DIRECTION :: State how many lines of the entries hold the string "JSON", and output nothing but that count.

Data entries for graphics
═══

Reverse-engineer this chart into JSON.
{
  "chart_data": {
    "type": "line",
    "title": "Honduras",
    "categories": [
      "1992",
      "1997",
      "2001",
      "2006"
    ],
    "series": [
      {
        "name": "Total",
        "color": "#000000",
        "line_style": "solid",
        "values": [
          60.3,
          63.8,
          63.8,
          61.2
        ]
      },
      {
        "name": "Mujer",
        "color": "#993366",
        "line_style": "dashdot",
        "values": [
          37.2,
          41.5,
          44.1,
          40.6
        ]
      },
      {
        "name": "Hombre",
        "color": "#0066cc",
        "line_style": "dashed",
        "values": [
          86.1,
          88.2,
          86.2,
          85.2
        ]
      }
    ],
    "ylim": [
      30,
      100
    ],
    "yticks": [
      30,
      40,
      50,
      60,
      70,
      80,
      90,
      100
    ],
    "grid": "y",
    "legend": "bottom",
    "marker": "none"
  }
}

═══

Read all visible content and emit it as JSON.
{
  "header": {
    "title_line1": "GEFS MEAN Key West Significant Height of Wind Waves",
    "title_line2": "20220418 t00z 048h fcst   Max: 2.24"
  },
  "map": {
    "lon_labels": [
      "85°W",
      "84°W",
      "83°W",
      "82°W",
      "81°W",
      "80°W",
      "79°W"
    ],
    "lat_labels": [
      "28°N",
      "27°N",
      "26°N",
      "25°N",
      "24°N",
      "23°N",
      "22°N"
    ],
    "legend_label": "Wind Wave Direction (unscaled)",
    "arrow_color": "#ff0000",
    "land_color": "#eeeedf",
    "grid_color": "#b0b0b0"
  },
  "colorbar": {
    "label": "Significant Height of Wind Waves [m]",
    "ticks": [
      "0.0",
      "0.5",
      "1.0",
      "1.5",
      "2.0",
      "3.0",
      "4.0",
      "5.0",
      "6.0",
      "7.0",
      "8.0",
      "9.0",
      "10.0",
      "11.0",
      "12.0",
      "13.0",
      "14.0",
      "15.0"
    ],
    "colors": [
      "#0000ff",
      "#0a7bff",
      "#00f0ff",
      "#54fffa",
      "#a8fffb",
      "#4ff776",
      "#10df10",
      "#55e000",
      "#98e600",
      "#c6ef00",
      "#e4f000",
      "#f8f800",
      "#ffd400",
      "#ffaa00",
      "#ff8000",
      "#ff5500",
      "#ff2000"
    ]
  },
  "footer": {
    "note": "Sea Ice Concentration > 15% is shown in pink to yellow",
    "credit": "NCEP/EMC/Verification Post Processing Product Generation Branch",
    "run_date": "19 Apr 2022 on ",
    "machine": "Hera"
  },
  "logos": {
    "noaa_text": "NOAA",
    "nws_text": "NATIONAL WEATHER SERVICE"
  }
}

═══

RESULT OF THE TASK :: 2